=== EXTRACTED TEXT ===
....................
(iv) The cost of the hearing shall be borne by the insurer requesting the rate increase.
(C) Beginning on September 1, 2023, or such later date as determined by the Commissioner, the private passenger or non-commercial motor vehicle insurer or homeowner insurer shall provide the insured written notice at least 45 days, and not more than 90 days, before renewal of the policy. If the insurer fails to provide written notice at least 45 days before the end of the current term of the policyholder's policy, the insurer shall wait until the end of the subsequent term of the policyholder's policy to implement the rate or premium increase.
(f-1)(1)(A) Every final rate or premium charge proposed to be used by a medical malpractice insurer shall be filed with the Commissioner and shall be adequate, not excessive, and not unfairly discriminatory. A medical malpractice rate shall be excessive if the rate is unreasonably high for the insurance provided. In determining whether rates are adequate, not excessive, and not unfairly discriminatory, due consideration shall be given to:
(i) Past and prospective loss experience within the District;
(ii) A reasonable margin for underwriting profit and contingencies;
(iii) Dividends, savings, or unabsorbed premium deposits allowed or returned by insurers to their policyholders, members, or subscribers;
(iv) Past and prospective expenses in the District;
(v) All investment income reasonably attributable to medical malpractice insurance in the District.
(B) If District experience is not credible, the Commissioner may consider experience outside the District. The Commissioner shall promulgate rules setting forth the extent to which and the circumstances under which an insurer may rely on experience outside the District.
(2) If a medical malpractice insurer wishes to change a rate, it shall file a complete rate application with the Commissioner. A complete rate application shall include all information, including all actuarial data, projections, and assumptions, that the medical malpractice insurer has relied on in calculating its proposed rates. All such information shall be made available when filed in accordance with subchapter II of Chapter 5 of Title 2.
....................
=== EXERCISE OBJECTIVE ===
Can you continue the provisions on insurance rate filings, picking up right after their last sentence?
....................
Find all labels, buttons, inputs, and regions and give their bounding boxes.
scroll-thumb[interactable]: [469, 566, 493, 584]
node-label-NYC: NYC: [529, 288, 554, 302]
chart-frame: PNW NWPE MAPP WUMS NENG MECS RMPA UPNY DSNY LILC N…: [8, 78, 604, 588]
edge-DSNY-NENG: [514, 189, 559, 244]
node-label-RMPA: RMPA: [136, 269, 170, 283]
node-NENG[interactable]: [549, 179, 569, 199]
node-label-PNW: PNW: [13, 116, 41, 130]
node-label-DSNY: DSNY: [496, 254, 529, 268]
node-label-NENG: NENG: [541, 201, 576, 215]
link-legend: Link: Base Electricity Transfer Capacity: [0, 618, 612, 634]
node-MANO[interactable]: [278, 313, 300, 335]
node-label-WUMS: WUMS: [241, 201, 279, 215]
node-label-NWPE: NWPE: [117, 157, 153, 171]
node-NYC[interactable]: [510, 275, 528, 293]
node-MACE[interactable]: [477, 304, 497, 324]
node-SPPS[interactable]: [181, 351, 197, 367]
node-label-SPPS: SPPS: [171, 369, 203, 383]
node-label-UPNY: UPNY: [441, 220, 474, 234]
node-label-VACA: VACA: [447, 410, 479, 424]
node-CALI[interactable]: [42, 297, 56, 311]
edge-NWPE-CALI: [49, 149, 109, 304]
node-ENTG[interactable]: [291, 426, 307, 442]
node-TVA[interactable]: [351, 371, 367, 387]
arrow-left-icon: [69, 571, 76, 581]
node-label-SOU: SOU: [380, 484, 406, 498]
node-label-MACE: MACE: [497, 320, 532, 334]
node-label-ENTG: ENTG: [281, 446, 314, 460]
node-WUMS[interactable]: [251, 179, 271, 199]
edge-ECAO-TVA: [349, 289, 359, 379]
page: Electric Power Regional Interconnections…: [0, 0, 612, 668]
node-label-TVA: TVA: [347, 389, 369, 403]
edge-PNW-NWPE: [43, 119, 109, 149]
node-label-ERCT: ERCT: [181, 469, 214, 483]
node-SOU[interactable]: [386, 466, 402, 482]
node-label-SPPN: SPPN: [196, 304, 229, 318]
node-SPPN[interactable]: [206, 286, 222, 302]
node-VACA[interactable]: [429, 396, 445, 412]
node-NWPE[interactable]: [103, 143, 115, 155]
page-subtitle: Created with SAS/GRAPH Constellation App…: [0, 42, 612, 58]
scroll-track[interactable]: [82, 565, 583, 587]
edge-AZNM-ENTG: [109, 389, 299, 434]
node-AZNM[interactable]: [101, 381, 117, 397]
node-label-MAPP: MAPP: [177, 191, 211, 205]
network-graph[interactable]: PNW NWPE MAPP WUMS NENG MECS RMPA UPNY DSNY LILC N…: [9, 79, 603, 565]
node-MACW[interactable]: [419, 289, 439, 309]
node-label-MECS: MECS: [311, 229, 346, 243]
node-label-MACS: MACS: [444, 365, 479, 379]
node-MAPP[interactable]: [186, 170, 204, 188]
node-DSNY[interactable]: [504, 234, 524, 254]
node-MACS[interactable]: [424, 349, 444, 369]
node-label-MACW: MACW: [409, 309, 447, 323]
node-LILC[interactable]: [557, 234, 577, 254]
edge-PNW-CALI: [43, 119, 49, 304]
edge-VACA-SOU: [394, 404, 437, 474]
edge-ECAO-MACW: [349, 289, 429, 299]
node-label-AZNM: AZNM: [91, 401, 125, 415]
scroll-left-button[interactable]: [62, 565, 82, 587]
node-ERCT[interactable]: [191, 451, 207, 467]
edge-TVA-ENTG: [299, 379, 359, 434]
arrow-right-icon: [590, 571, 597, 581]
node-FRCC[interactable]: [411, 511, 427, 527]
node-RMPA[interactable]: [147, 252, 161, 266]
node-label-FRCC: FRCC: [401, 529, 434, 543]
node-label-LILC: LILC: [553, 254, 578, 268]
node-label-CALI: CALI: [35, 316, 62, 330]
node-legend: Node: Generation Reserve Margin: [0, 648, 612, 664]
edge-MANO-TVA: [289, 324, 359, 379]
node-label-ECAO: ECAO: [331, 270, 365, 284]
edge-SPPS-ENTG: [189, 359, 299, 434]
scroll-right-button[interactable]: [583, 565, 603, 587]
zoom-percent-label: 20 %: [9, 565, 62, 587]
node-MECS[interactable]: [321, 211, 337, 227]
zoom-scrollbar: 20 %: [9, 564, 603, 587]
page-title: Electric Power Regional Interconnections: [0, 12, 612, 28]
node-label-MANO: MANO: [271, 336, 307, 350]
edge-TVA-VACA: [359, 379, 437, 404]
....................
=== RESULT ===
(3) The Commissioner shall notify the public of any application by a medical malpractice insurer for a rate change increase. The application shall be deemed approved 60 days after public notice unless the proposed rate change increase exceeds 10%. If the proposed rate change increase exceeds 10%, the Commissioner shall hold a hearing on the proposed change and shall issue an order approving, denying, or modifying the proposed change within 90 days after public notice of the proposed change. Any person shall have a right to testify in a hearing held by the Commissioner. The Commissioner shall promulgate rules governing the public hearing.
(4) If the Commissioner finds, after a hearing, that a rate used by a medical malpractice insurer does not comply with this subsection, the Commissioner shall order the insurer to discontinue using the rate and to issue a refund to any policyholder who has paid the rate to the extent that the Commissioner has found it excessive.
(g) No company, agent, or broker shall make, issue, or deliver, or knowingly permit the making, issuance, or delivery of any policy of insurance within the scope of this chapter contrary to pertinent filings which are in effect for the company as provided in this chapter, except that upon the written application of the insured stating his reasons therefor, filed with and approved by the Commissioner, a rate in excess of that provided by a filing otherwise applicable may be used on any specific risk.
(h) Every insurer writing motor vehicle insurance in the District shall file with the Commissioner, in such form as he shall order, complete financial records showing the amount of profit on every line of motor vehicle insurance during the previous year.
(i) The Office of the People’s Counsel shall serve as advocate for consumers in rate hearings before the Commissioner and the costs associated with such advocacy shall be borne by the insurer or insurers requesting the rate hearing.